Given exercise:
Word for word, quote all of the material, omitting the pictures.

Information provided:
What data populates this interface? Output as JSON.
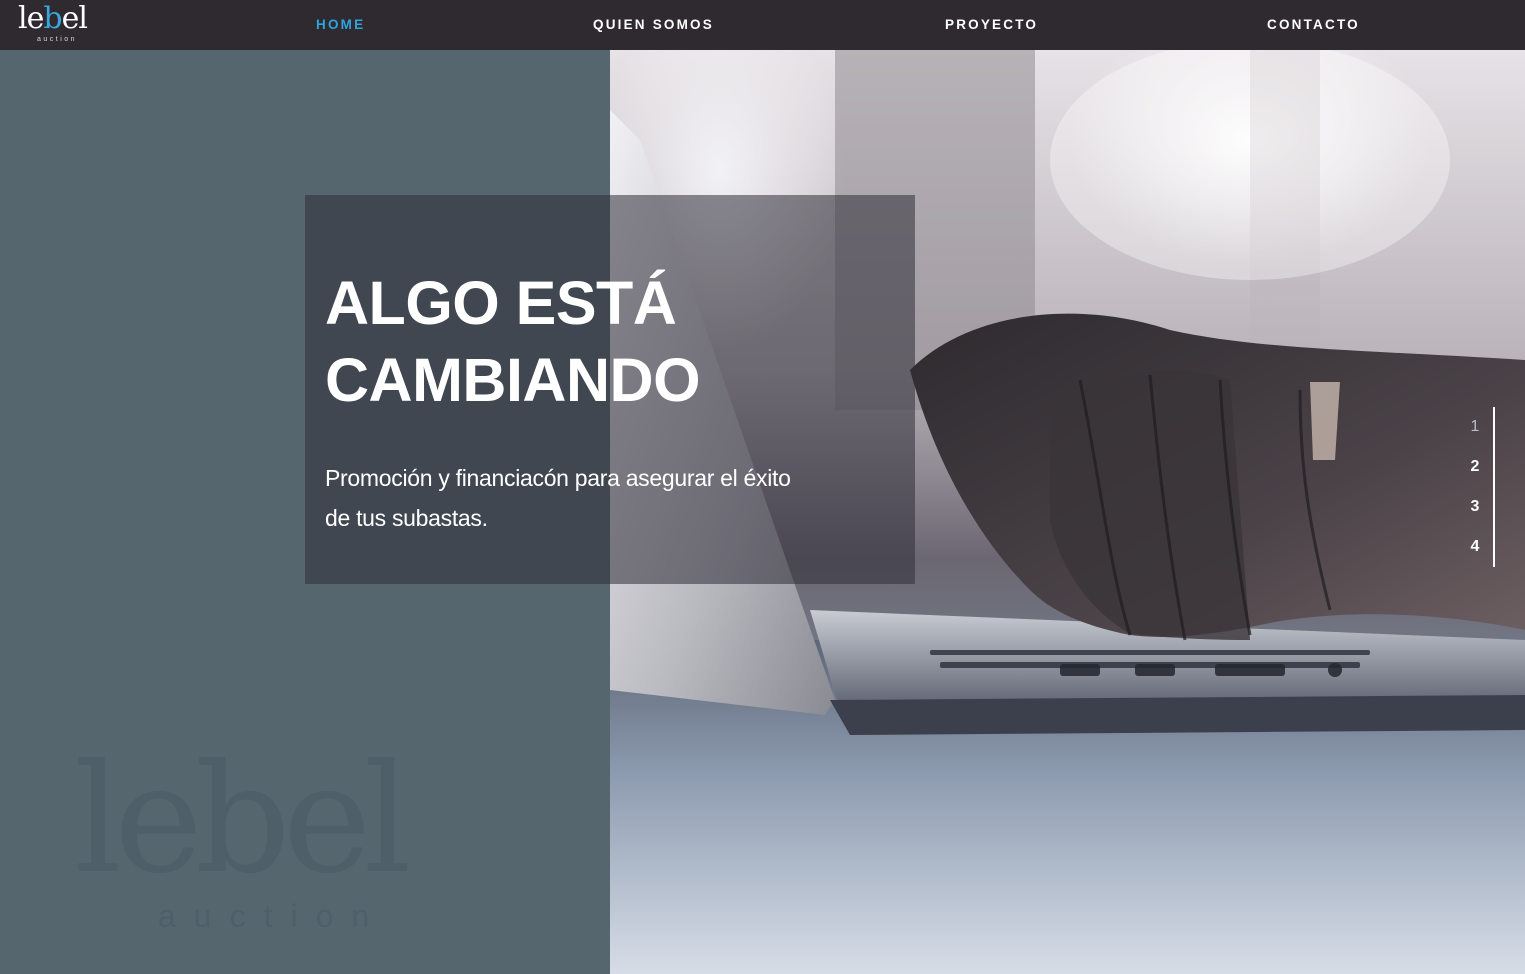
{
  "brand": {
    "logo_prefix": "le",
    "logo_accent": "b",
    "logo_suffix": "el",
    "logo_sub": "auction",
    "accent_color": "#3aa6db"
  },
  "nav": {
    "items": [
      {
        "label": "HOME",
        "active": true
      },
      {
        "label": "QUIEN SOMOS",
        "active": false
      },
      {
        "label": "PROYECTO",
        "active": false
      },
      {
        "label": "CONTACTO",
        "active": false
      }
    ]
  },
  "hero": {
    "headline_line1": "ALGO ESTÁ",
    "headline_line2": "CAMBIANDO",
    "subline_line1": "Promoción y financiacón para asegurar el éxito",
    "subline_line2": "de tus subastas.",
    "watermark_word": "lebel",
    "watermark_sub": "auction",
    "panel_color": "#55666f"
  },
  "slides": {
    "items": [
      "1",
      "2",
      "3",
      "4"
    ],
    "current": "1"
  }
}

Completed task:
What data populates this interface? Output as JSON.
{
  "brand": {
    "logo_prefix": "le",
    "logo_accent": "b",
    "logo_suffix": "el",
    "logo_sub": "auction",
    "accent_color": "#3aa6db"
  },
  "nav": {
    "items": [
      {
        "label": "HOME",
        "active": true
      },
      {
        "label": "QUIEN SOMOS",
        "active": false
      },
      {
        "label": "PROYECTO",
        "active": false
      },
      {
        "label": "CONTACTO",
        "active": false
      }
    ]
  },
  "hero": {
    "headline_line1": "ALGO ESTÁ",
    "headline_line2": "CAMBIANDO",
    "subline_line1": "Promoción y financiacón para asegurar el éxito",
    "subline_line2": "de tus subastas.",
    "watermark_word": "lebel",
    "watermark_sub": "auction",
    "panel_color": "#55666f"
  },
  "slides": {
    "items": [
      "1",
      "2",
      "3",
      "4"
    ],
    "current": "1"
  }
}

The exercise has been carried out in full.